**Work required**
In your copy, reproduce the entries exactly as they are, minus the images.

Entries from a visual dataset:

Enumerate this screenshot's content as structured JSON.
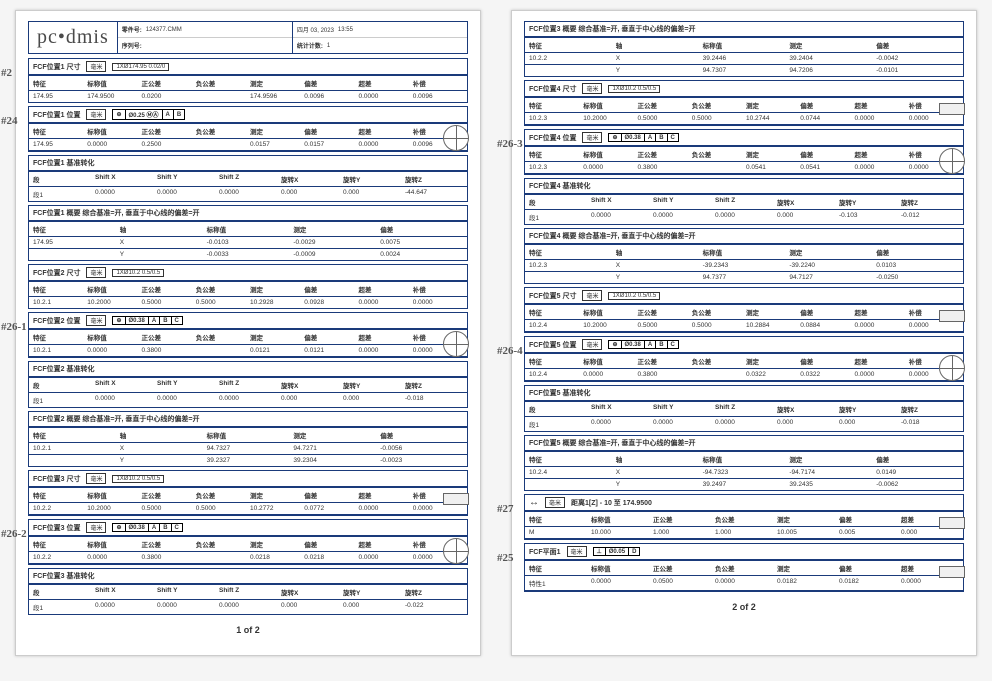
{
  "logo": "pc•dmis",
  "header": {
    "part_no_label": "零件号:",
    "part_no": "124377.CMM",
    "date": "四月 03, 2023",
    "time": "13:55",
    "serial_label": "序列号:",
    "stat_label": "统计计数:",
    "stat": "1"
  },
  "hand_labels": {
    "p1": [
      "#2",
      "#24",
      "#26-1",
      "#26-2"
    ],
    "p2": [
      "#26-3",
      "#26-4",
      "#27",
      "#25"
    ]
  },
  "col_headers": {
    "meas": [
      "特征",
      "标称值",
      "正公差",
      "负公差",
      "测定",
      "偏差",
      "超差",
      "补偿"
    ],
    "meas_short": [
      "特征",
      "标称值",
      "正公差",
      "负公差",
      "测定",
      "偏差",
      "超差"
    ],
    "axis": [
      "特征",
      "轴",
      "标称值",
      "测定",
      "偏差"
    ],
    "shift": [
      "段",
      "Shift X",
      "Shift Y",
      "Shift Z",
      "旋转X",
      "旋转Y",
      "旋转Z"
    ]
  },
  "unit_tag": "毫米",
  "p1_sections": [
    {
      "title": "FCF位置1 尺寸",
      "tag": "1XØ174.95 0.02/0",
      "rows": [
        [
          "174.95",
          "174.9500",
          "0.0200",
          "",
          "174.9596",
          "0.0096",
          "0.0000",
          "0.0096"
        ]
      ]
    },
    {
      "title": "FCF位置1 位置",
      "gdt": [
        "⊕",
        "Ø0.25 ⓂⒶ",
        "A",
        "B"
      ],
      "rows": [
        [
          "174.95",
          "0.0000",
          "0.2500",
          "",
          "0.0157",
          "0.0157",
          "0.0000",
          "0.0096"
        ]
      ],
      "target": true
    },
    {
      "title": "FCF位置1 基准转化",
      "shift_rows": [
        [
          "段1",
          "0.0000",
          "0.0000",
          "0.0000",
          "0.000",
          "0.000",
          "-44.647"
        ]
      ]
    },
    {
      "title": "FCF位置1 概要 综合基准=开, 垂直于中心线的偏差=开",
      "axis_rows": [
        [
          "174.95",
          "X",
          "-0.0103",
          "-0.0029",
          "0.0075"
        ],
        [
          "",
          "Y",
          "-0.0033",
          "-0.0009",
          "0.0024"
        ]
      ]
    },
    {
      "title": "FCF位置2 尺寸",
      "tag": "1XØ10.2 0.5/0.5",
      "rows": [
        [
          "10.2.1",
          "10.2000",
          "0.5000",
          "0.5000",
          "10.2928",
          "0.0928",
          "0.0000",
          "0.0000"
        ]
      ]
    },
    {
      "title": "FCF位置2 位置",
      "gdt": [
        "⊕",
        "Ø0.38",
        "A",
        "B",
        "C"
      ],
      "rows": [
        [
          "10.2.1",
          "0.0000",
          "0.3800",
          "",
          "0.0121",
          "0.0121",
          "0.0000",
          "0.0000"
        ]
      ],
      "target": true
    },
    {
      "title": "FCF位置2 基准转化",
      "shift_rows": [
        [
          "段1",
          "0.0000",
          "0.0000",
          "0.0000",
          "0.000",
          "0.000",
          "-0.018"
        ]
      ]
    },
    {
      "title": "FCF位置2 概要 综合基准=开, 垂直于中心线的偏差=开",
      "axis_rows": [
        [
          "10.2.1",
          "X",
          "94.7327",
          "94.7271",
          "-0.0056"
        ],
        [
          "",
          "Y",
          "39.2327",
          "39.2304",
          "-0.0023"
        ]
      ]
    },
    {
      "title": "FCF位置3 尺寸",
      "tag": "1XØ10.2 0.5/0.5",
      "rows": [
        [
          "10.2.2",
          "10.2000",
          "0.5000",
          "0.5000",
          "10.2772",
          "0.0772",
          "0.0000",
          "0.0000"
        ]
      ],
      "pbox": true
    },
    {
      "title": "FCF位置3 位置",
      "gdt": [
        "⊕",
        "Ø0.38",
        "A",
        "B",
        "C"
      ],
      "rows": [
        [
          "10.2.2",
          "0.0000",
          "0.3800",
          "",
          "0.0218",
          "0.0218",
          "0.0000",
          "0.0000"
        ]
      ],
      "target": true
    },
    {
      "title": "FCF位置3 基准转化",
      "shift_rows": [
        [
          "段1",
          "0.0000",
          "0.0000",
          "0.0000",
          "0.000",
          "0.000",
          "-0.022"
        ]
      ]
    }
  ],
  "p2_sections": [
    {
      "title": "FCF位置3 概要 综合基准=开, 垂直于中心线的偏差=开",
      "axis_rows": [
        [
          "10.2.2",
          "X",
          "39.2446",
          "39.2404",
          "-0.0042"
        ],
        [
          "",
          "Y",
          "94.7307",
          "94.7206",
          "-0.0101"
        ]
      ]
    },
    {
      "title": "FCF位置4 尺寸",
      "tag": "1XØ10.2 0.5/0.5",
      "rows": [
        [
          "10.2.3",
          "10.2000",
          "0.5000",
          "0.5000",
          "10.2744",
          "0.0744",
          "0.0000",
          "0.0000"
        ]
      ],
      "pbox": true
    },
    {
      "title": "FCF位置4 位置",
      "gdt": [
        "⊕",
        "Ø0.38",
        "A",
        "B",
        "C"
      ],
      "rows": [
        [
          "10.2.3",
          "0.0000",
          "0.3800",
          "",
          "0.0541",
          "0.0541",
          "0.0000",
          "0.0000"
        ]
      ],
      "target": true
    },
    {
      "title": "FCF位置4 基准转化",
      "shift_rows": [
        [
          "段1",
          "0.0000",
          "0.0000",
          "0.0000",
          "0.000",
          "-0.103",
          "-0.012"
        ]
      ]
    },
    {
      "title": "FCF位置4 概要 综合基准=开, 垂直于中心线的偏差=开",
      "axis_rows": [
        [
          "10.2.3",
          "X",
          "-39.2343",
          "-39.2240",
          "0.0103"
        ],
        [
          "",
          "Y",
          "94.7377",
          "94.7127",
          "-0.0250"
        ]
      ]
    },
    {
      "title": "FCF位置5 尺寸",
      "tag": "1XØ10.2 0.5/0.5",
      "rows": [
        [
          "10.2.4",
          "10.2000",
          "0.5000",
          "0.5000",
          "10.2884",
          "0.0884",
          "0.0000",
          "0.0000"
        ]
      ],
      "pbox": true
    },
    {
      "title": "FCF位置5 位置",
      "gdt": [
        "⊕",
        "Ø0.38",
        "A",
        "B",
        "C"
      ],
      "rows": [
        [
          "10.2.4",
          "0.0000",
          "0.3800",
          "",
          "0.0322",
          "0.0322",
          "0.0000",
          "0.0000"
        ]
      ],
      "target": true
    },
    {
      "title": "FCF位置5 基准转化",
      "shift_rows": [
        [
          "段1",
          "0.0000",
          "0.0000",
          "0.0000",
          "0.000",
          "0.000",
          "-0.018"
        ]
      ]
    },
    {
      "title": "FCF位置5 概要 综合基准=开, 垂直于中心线的偏差=开",
      "axis_rows": [
        [
          "10.2.4",
          "X",
          "-94.7323",
          "-94.7174",
          "0.0149"
        ],
        [
          "",
          "Y",
          "39.2497",
          "39.2435",
          "-0.0062"
        ]
      ]
    },
    {
      "title_plain": "距离1[Z] - 10 至 174.9500",
      "rows_short": [
        [
          "M",
          "10.000",
          "1.000",
          "1.000",
          "10.005",
          "0.005",
          "0.000"
        ]
      ],
      "pbox": true
    },
    {
      "title": "FCF平面1",
      "gdt": [
        "⊥",
        "Ø0.05",
        "D"
      ],
      "rows_short": [
        [
          "特性1",
          "0.0000",
          "0.0500",
          "0.0000",
          "0.0182",
          "0.0182",
          "0.0000"
        ]
      ],
      "pbox": true
    }
  ],
  "footer": {
    "p1": "1  of  2",
    "p2": "2  of  2"
  }
}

**Correct answer**
Enumerate this screenshot's content as structured JSON.
{
  "logo": "pc•dmis",
  "header": {
    "part_no_label": "零件号:",
    "part_no": "124377.CMM",
    "date": "四月 03, 2023",
    "time": "13:55",
    "serial_label": "序列号:",
    "stat_label": "统计计数:",
    "stat": "1"
  },
  "hand_labels": {
    "p1": [
      "#2",
      "#24",
      "#26-1",
      "#26-2"
    ],
    "p2": [
      "#26-3",
      "#26-4",
      "#27",
      "#25"
    ]
  },
  "col_headers": {
    "meas": [
      "特征",
      "标称值",
      "正公差",
      "负公差",
      "测定",
      "偏差",
      "超差",
      "补偿"
    ],
    "meas_short": [
      "特征",
      "标称值",
      "正公差",
      "负公差",
      "测定",
      "偏差",
      "超差"
    ],
    "axis": [
      "特征",
      "轴",
      "标称值",
      "测定",
      "偏差"
    ],
    "shift": [
      "段",
      "Shift X",
      "Shift Y",
      "Shift Z",
      "旋转X",
      "旋转Y",
      "旋转Z"
    ]
  },
  "unit_tag": "毫米",
  "p1_sections": [
    {
      "title": "FCF位置1 尺寸",
      "tag": "1XØ174.95 0.02/0",
      "rows": [
        [
          "174.95",
          "174.9500",
          "0.0200",
          "",
          "174.9596",
          "0.0096",
          "0.0000",
          "0.0096"
        ]
      ]
    },
    {
      "title": "FCF位置1 位置",
      "gdt": [
        "⊕",
        "Ø0.25 ⓂⒶ",
        "A",
        "B"
      ],
      "rows": [
        [
          "174.95",
          "0.0000",
          "0.2500",
          "",
          "0.0157",
          "0.0157",
          "0.0000",
          "0.0096"
        ]
      ],
      "target": true
    },
    {
      "title": "FCF位置1 基准转化",
      "shift_rows": [
        [
          "段1",
          "0.0000",
          "0.0000",
          "0.0000",
          "0.000",
          "0.000",
          "-44.647"
        ]
      ]
    },
    {
      "title": "FCF位置1 概要 综合基准=开, 垂直于中心线的偏差=开",
      "axis_rows": [
        [
          "174.95",
          "X",
          "-0.0103",
          "-0.0029",
          "0.0075"
        ],
        [
          "",
          "Y",
          "-0.0033",
          "-0.0009",
          "0.0024"
        ]
      ]
    },
    {
      "title": "FCF位置2 尺寸",
      "tag": "1XØ10.2 0.5/0.5",
      "rows": [
        [
          "10.2.1",
          "10.2000",
          "0.5000",
          "0.5000",
          "10.2928",
          "0.0928",
          "0.0000",
          "0.0000"
        ]
      ]
    },
    {
      "title": "FCF位置2 位置",
      "gdt": [
        "⊕",
        "Ø0.38",
        "A",
        "B",
        "C"
      ],
      "rows": [
        [
          "10.2.1",
          "0.0000",
          "0.3800",
          "",
          "0.0121",
          "0.0121",
          "0.0000",
          "0.0000"
        ]
      ],
      "target": true
    },
    {
      "title": "FCF位置2 基准转化",
      "shift_rows": [
        [
          "段1",
          "0.0000",
          "0.0000",
          "0.0000",
          "0.000",
          "0.000",
          "-0.018"
        ]
      ]
    },
    {
      "title": "FCF位置2 概要 综合基准=开, 垂直于中心线的偏差=开",
      "axis_rows": [
        [
          "10.2.1",
          "X",
          "94.7327",
          "94.7271",
          "-0.0056"
        ],
        [
          "",
          "Y",
          "39.2327",
          "39.2304",
          "-0.0023"
        ]
      ]
    },
    {
      "title": "FCF位置3 尺寸",
      "tag": "1XØ10.2 0.5/0.5",
      "rows": [
        [
          "10.2.2",
          "10.2000",
          "0.5000",
          "0.5000",
          "10.2772",
          "0.0772",
          "0.0000",
          "0.0000"
        ]
      ],
      "pbox": true
    },
    {
      "title": "FCF位置3 位置",
      "gdt": [
        "⊕",
        "Ø0.38",
        "A",
        "B",
        "C"
      ],
      "rows": [
        [
          "10.2.2",
          "0.0000",
          "0.3800",
          "",
          "0.0218",
          "0.0218",
          "0.0000",
          "0.0000"
        ]
      ],
      "target": true
    },
    {
      "title": "FCF位置3 基准转化",
      "shift_rows": [
        [
          "段1",
          "0.0000",
          "0.0000",
          "0.0000",
          "0.000",
          "0.000",
          "-0.022"
        ]
      ]
    }
  ],
  "p2_sections": [
    {
      "title": "FCF位置3 概要 综合基准=开, 垂直于中心线的偏差=开",
      "axis_rows": [
        [
          "10.2.2",
          "X",
          "39.2446",
          "39.2404",
          "-0.0042"
        ],
        [
          "",
          "Y",
          "94.7307",
          "94.7206",
          "-0.0101"
        ]
      ]
    },
    {
      "title": "FCF位置4 尺寸",
      "tag": "1XØ10.2 0.5/0.5",
      "rows": [
        [
          "10.2.3",
          "10.2000",
          "0.5000",
          "0.5000",
          "10.2744",
          "0.0744",
          "0.0000",
          "0.0000"
        ]
      ],
      "pbox": true
    },
    {
      "title": "FCF位置4 位置",
      "gdt": [
        "⊕",
        "Ø0.38",
        "A",
        "B",
        "C"
      ],
      "rows": [
        [
          "10.2.3",
          "0.0000",
          "0.3800",
          "",
          "0.0541",
          "0.0541",
          "0.0000",
          "0.0000"
        ]
      ],
      "target": true
    },
    {
      "title": "FCF位置4 基准转化",
      "shift_rows": [
        [
          "段1",
          "0.0000",
          "0.0000",
          "0.0000",
          "0.000",
          "-0.103",
          "-0.012"
        ]
      ]
    },
    {
      "title": "FCF位置4 概要 综合基准=开, 垂直于中心线的偏差=开",
      "axis_rows": [
        [
          "10.2.3",
          "X",
          "-39.2343",
          "-39.2240",
          "0.0103"
        ],
        [
          "",
          "Y",
          "94.7377",
          "94.7127",
          "-0.0250"
        ]
      ]
    },
    {
      "title": "FCF位置5 尺寸",
      "tag": "1XØ10.2 0.5/0.5",
      "rows": [
        [
          "10.2.4",
          "10.2000",
          "0.5000",
          "0.5000",
          "10.2884",
          "0.0884",
          "0.0000",
          "0.0000"
        ]
      ],
      "pbox": true
    },
    {
      "title": "FCF位置5 位置",
      "gdt": [
        "⊕",
        "Ø0.38",
        "A",
        "B",
        "C"
      ],
      "rows": [
        [
          "10.2.4",
          "0.0000",
          "0.3800",
          "",
          "0.0322",
          "0.0322",
          "0.0000",
          "0.0000"
        ]
      ],
      "target": true
    },
    {
      "title": "FCF位置5 基准转化",
      "shift_rows": [
        [
          "段1",
          "0.0000",
          "0.0000",
          "0.0000",
          "0.000",
          "0.000",
          "-0.018"
        ]
      ]
    },
    {
      "title": "FCF位置5 概要 综合基准=开, 垂直于中心线的偏差=开",
      "axis_rows": [
        [
          "10.2.4",
          "X",
          "-94.7323",
          "-94.7174",
          "0.0149"
        ],
        [
          "",
          "Y",
          "39.2497",
          "39.2435",
          "-0.0062"
        ]
      ]
    },
    {
      "title_plain": "距离1[Z] - 10 至 174.9500",
      "rows_short": [
        [
          "M",
          "10.000",
          "1.000",
          "1.000",
          "10.005",
          "0.005",
          "0.000"
        ]
      ],
      "pbox": true
    },
    {
      "title": "FCF平面1",
      "gdt": [
        "⊥",
        "Ø0.05",
        "D"
      ],
      "rows_short": [
        [
          "特性1",
          "0.0000",
          "0.0500",
          "0.0000",
          "0.0182",
          "0.0182",
          "0.0000"
        ]
      ],
      "pbox": true
    }
  ],
  "footer": {
    "p1": "1  of  2",
    "p2": "2  of  2"
  }
}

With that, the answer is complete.